┌──
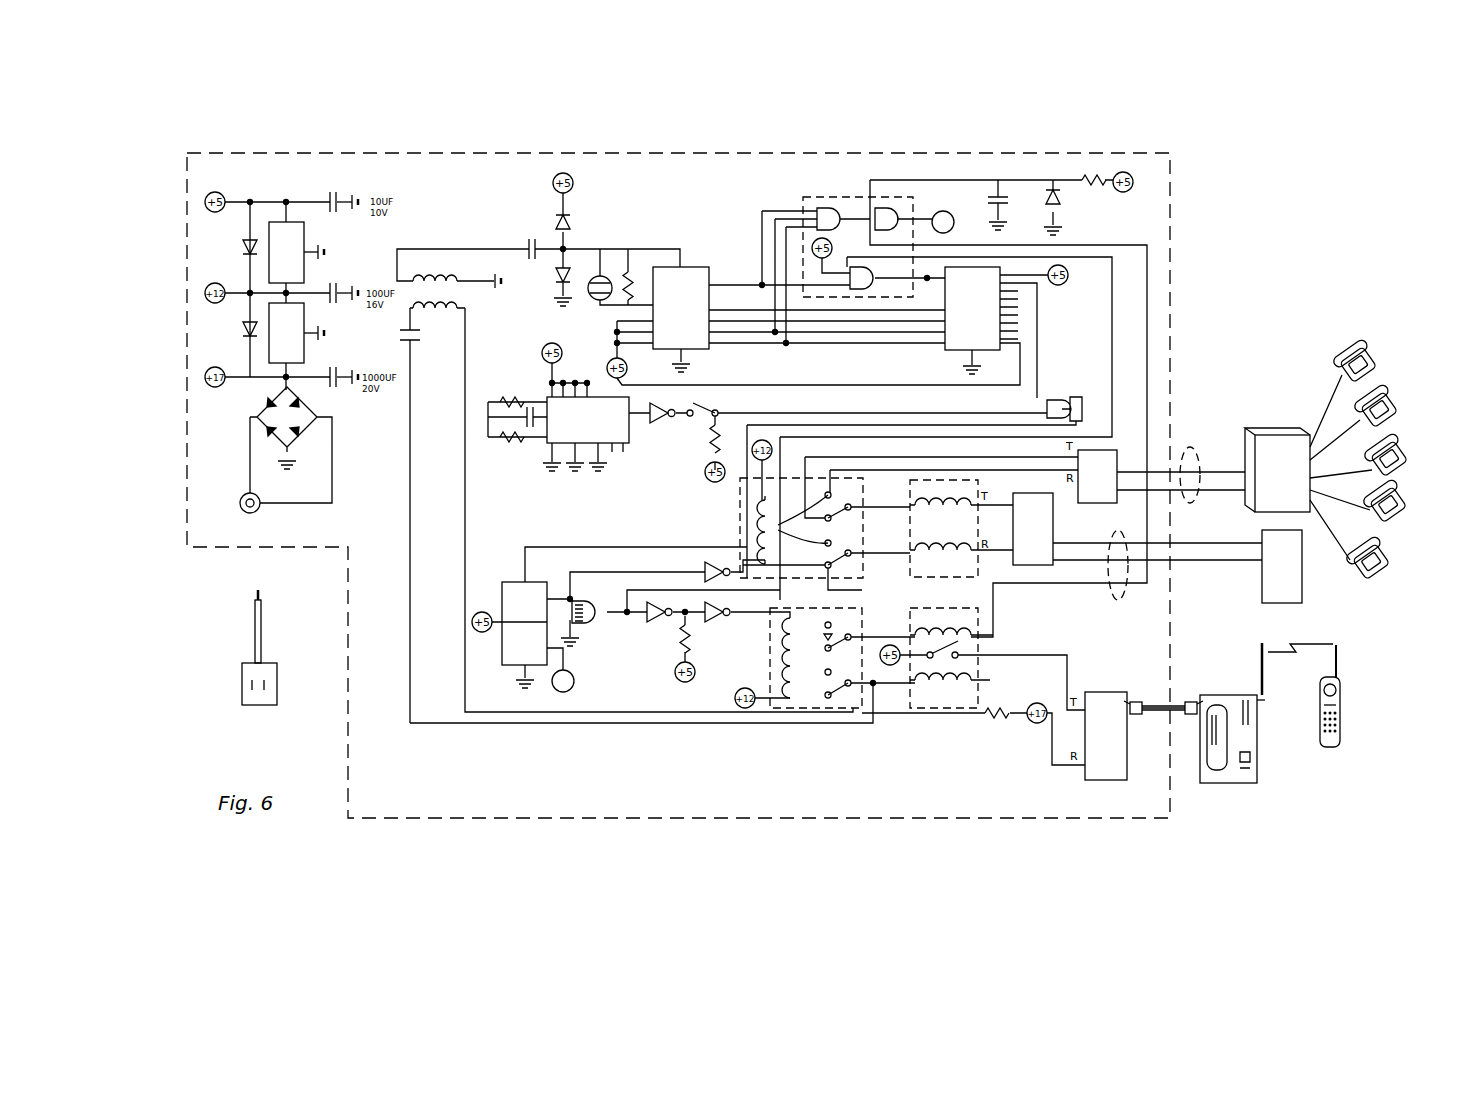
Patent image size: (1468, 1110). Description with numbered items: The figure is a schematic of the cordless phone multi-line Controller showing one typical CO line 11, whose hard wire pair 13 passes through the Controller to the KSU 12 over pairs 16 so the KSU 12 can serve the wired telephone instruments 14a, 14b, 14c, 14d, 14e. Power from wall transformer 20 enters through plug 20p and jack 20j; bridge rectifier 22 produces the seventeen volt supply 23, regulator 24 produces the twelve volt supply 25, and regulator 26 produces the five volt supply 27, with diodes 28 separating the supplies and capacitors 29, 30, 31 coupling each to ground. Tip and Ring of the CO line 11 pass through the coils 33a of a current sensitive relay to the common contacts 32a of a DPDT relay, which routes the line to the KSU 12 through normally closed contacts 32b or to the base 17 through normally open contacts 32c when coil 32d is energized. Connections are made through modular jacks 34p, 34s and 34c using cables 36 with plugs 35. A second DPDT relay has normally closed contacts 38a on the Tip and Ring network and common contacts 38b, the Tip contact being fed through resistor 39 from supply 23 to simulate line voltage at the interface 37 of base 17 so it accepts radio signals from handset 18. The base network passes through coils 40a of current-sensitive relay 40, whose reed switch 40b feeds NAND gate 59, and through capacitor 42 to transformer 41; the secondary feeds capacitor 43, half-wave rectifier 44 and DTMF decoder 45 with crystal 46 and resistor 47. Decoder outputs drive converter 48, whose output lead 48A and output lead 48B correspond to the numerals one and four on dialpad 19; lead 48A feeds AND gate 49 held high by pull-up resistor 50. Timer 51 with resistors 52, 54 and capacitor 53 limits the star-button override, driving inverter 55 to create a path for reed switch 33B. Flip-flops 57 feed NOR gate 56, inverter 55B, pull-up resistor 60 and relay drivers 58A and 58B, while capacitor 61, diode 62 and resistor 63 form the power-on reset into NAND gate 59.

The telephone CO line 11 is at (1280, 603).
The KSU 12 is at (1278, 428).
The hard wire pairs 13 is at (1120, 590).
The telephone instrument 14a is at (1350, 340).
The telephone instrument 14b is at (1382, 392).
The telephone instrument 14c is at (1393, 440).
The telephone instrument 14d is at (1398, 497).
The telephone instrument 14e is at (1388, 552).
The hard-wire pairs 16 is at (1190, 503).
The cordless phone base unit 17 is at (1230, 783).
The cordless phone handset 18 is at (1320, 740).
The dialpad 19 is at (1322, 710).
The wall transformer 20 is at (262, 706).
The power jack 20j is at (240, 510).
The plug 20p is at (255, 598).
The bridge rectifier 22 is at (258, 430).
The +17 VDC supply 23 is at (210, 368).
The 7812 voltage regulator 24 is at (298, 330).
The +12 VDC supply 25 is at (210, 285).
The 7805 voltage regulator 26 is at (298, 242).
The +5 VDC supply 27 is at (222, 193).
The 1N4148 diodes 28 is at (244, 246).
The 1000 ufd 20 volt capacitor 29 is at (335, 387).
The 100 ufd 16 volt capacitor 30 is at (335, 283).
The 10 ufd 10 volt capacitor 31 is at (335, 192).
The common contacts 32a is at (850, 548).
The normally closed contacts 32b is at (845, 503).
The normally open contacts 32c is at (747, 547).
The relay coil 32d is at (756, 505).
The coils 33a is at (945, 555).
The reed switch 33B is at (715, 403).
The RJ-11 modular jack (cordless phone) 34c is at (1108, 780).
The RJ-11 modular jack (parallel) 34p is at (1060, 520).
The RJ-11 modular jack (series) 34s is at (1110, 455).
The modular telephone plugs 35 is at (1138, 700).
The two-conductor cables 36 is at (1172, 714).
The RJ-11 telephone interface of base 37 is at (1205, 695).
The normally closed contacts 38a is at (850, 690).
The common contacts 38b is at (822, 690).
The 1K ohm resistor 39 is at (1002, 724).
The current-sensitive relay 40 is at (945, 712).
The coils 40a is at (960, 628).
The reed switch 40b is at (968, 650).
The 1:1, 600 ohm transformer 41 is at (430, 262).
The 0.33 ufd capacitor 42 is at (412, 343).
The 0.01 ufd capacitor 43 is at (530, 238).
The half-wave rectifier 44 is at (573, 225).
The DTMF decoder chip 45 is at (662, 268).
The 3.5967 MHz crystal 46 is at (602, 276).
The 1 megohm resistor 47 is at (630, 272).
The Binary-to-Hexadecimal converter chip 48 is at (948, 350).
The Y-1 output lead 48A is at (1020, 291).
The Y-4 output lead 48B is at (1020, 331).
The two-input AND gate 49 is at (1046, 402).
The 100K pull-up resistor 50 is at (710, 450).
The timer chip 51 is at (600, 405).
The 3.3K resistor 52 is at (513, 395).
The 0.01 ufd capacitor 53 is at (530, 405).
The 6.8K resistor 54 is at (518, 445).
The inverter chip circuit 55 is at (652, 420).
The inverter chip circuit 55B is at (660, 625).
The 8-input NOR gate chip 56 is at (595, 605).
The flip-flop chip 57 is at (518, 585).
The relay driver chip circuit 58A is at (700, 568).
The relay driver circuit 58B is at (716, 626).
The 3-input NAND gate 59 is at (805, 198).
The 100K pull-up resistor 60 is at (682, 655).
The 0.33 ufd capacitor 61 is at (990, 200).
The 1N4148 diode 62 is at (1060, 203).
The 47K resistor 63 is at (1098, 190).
└──
- [JOB]: Copy the entries word for word from their beginning through the line that contains "The telephone instrument 14a", and leave the pictures out of your answer.

- [ANSWER TO THE PROBLEM]:
Patent image size: (1468, 1110). Description with numbered items: The figure is a schematic of the cordless phone multi-line Controller showing one typical CO line 11, whose hard wire pair 13 passes through the Controller to the KSU 12 over pairs 16 so the KSU 12 can serve the wired telephone instruments 14a, 14b, 14c, 14d, 14e. Power from wall transformer 20 enters through plug 20p and jack 20j; bridge rectifier 22 produces the seventeen volt supply 23, regulator 24 produces the twelve volt supply 25, and regulator 26 produces the five volt supply 27, with diodes 28 separating the supplies and capacitors 29, 30, 31 coupling each to ground. Tip and Ring of the CO line 11 pass through the coils 33a of a current sensitive relay to the common contacts 32a of a DPDT relay, which routes the line to the KSU 12 through normally closed contacts 32b or to the base 17 through normally open contacts 32c when coil 32d is energized. Connections are made through modular jacks 34p, 34s and 34c using cables 36 with plugs 35. A second DPDT relay has normally closed contacts 38a on the Tip and Ring network and common contacts 38b, the Tip contact being fed through resistor 39 from supply 23 to simulate line voltage at the interface 37 of base 17 so it accepts radio signals from handset 18. The base network passes through coils 40a of current-sensitive relay 40, whose reed switch 40b feeds NAND gate 59, and through capacitor 42 to transformer 41; the secondary feeds capacitor 43, half-wave rectifier 44 and DTMF decoder 45 with crystal 46 and resistor 47. Decoder outputs drive converter 48, whose output lead 48A and output lead 48B correspond to the numerals one and four on dialpad 19; lead 48A feeds AND gate 49 held high by pull-up resistor 50. Timer 51 with resistors 52, 54 and capacitor 53 limits the star-button override, driving inverter 55 to create a path for reed switch 33B. Flip-flops 57 feed NOR gate 56, inverter 55B, pull-up resistor 60 and relay drivers 58A and 58B, while capacitor 61, diode 62 and resistor 63 form the power-on reset into NAND gate 59.

The telephone CO line 11 is at (1280, 603).
The KSU 12 is at (1278, 428).
The hard wire pairs 13 is at (1120, 590).
The telephone instrument 14a is at (1350, 340).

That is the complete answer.